> [Work to be completed]: Output all lines exactly, with nothing added or dropped.

> [Data extract]:
-*-

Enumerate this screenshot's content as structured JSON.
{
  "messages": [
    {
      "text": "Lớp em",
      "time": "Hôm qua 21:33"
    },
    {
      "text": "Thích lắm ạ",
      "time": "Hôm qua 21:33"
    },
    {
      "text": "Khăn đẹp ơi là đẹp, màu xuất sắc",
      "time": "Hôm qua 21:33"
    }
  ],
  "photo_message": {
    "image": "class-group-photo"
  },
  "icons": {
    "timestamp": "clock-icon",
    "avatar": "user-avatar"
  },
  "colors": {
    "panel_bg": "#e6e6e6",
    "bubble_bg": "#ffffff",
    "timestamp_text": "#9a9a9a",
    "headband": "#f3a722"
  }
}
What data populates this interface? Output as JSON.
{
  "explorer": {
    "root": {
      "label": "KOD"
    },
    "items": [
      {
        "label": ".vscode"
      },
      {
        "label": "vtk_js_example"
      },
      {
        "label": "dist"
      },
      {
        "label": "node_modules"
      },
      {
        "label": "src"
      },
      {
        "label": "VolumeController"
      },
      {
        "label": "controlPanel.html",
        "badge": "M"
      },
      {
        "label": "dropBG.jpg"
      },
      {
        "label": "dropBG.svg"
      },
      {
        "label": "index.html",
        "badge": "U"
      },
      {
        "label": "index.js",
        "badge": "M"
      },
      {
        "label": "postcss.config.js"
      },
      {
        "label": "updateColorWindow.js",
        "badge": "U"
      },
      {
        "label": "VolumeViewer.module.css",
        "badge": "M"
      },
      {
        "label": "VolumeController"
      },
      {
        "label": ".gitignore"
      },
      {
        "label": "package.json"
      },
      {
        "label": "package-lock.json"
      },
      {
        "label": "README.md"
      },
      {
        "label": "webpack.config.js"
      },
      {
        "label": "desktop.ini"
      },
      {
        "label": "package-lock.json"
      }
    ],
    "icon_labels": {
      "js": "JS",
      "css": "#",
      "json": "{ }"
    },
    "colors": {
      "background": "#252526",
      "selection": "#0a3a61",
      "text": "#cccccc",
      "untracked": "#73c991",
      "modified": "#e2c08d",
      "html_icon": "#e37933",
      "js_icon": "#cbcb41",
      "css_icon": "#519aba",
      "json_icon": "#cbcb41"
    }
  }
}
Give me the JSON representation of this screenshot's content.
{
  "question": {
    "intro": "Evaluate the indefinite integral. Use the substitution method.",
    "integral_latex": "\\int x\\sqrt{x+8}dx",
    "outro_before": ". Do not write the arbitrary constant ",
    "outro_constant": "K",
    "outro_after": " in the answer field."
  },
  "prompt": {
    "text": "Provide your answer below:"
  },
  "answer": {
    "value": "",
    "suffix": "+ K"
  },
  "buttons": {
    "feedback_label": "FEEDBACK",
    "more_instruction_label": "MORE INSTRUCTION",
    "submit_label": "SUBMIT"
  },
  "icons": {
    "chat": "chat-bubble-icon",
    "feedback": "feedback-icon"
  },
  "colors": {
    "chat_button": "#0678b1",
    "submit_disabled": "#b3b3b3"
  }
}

-*-

> [Final answer]:
Enumerate this screenshot's content as structured JSON.
{
  "messages": [
    {
      "text": "Lớp em",
      "time": "Hôm qua 21:33"
    },
    {
      "text": "Thích lắm ạ",
      "time": "Hôm qua 21:33"
    },
    {
      "text": "Khăn đẹp ơi là đẹp, màu xuất sắc",
      "time": "Hôm qua 21:33"
    }
  ],
  "photo_message": {
    "image": "class-group-photo"
  },
  "icons": {
    "timestamp": "clock-icon",
    "avatar": "user-avatar"
  },
  "colors": {
    "panel_bg": "#e6e6e6",
    "bubble_bg": "#ffffff",
    "timestamp_text": "#9a9a9a",
    "headband": "#f3a722"
  }
}
What data populates this interface? Output as JSON.
{
  "explorer": {
    "root": {
      "label": "KOD"
    },
    "items": [
      {
        "label": ".vscode"
      },
      {
        "label": "vtk_js_example"
      },
      {
        "label": "dist"
      },
      {
        "label": "node_modules"
      },
      {
        "label": "src"
      },
      {
        "label": "VolumeController"
      },
      {
        "label": "controlPanel.html",
        "badge": "M"
      },
      {
        "label": "dropBG.jpg"
      },
      {
        "label": "dropBG.svg"
      },
      {
        "label": "index.html",
        "badge": "U"
      },
      {
        "label": "index.js",
        "badge": "M"
      },
      {
        "label": "postcss.config.js"
      },
      {
        "label": "updateColorWindow.js",
        "badge": "U"
      },
      {
        "label": "VolumeViewer.module.css",
        "badge": "M"
      },
      {
        "label": "VolumeController"
      },
      {
        "label": ".gitignore"
      },
      {
        "label": "package.json"
      },
      {
        "label": "package-lock.json"
      },
      {
        "label": "README.md"
      },
      {
        "label": "webpack.config.js"
      },
      {
        "label": "desktop.ini"
      },
      {
        "label": "package-lock.json"
      }
    ],
    "icon_labels": {
      "js": "JS",
      "css": "#",
      "json": "{ }"
    },
    "colors": {
      "background": "#252526",
      "selection": "#0a3a61",
      "text": "#cccccc",
      "untracked": "#73c991",
      "modified": "#e2c08d",
      "html_icon": "#e37933",
      "js_icon": "#cbcb41",
      "css_icon": "#519aba",
      "json_icon": "#cbcb41"
    }
  }
}
Give me the JSON representation of this screenshot's content.
{
  "question": {
    "intro": "Evaluate the indefinite integral. Use the substitution method.",
    "integral_latex": "\\int x\\sqrt{x+8}dx",
    "outro_before": ". Do not write the arbitrary constant ",
    "outro_constant": "K",
    "outro_after": " in the answer field."
  },
  "prompt": {
    "text": "Provide your answer below:"
  },
  "answer": {
    "value": "",
    "suffix": "+ K"
  },
  "buttons": {
    "feedback_label": "FEEDBACK",
    "more_instruction_label": "MORE INSTRUCTION",
    "submit_label": "SUBMIT"
  },
  "icons": {
    "chat": "chat-bubble-icon",
    "feedback": "feedback-icon"
  },
  "colors": {
    "chat_button": "#0678b1",
    "submit_disabled": "#b3b3b3"
  }
}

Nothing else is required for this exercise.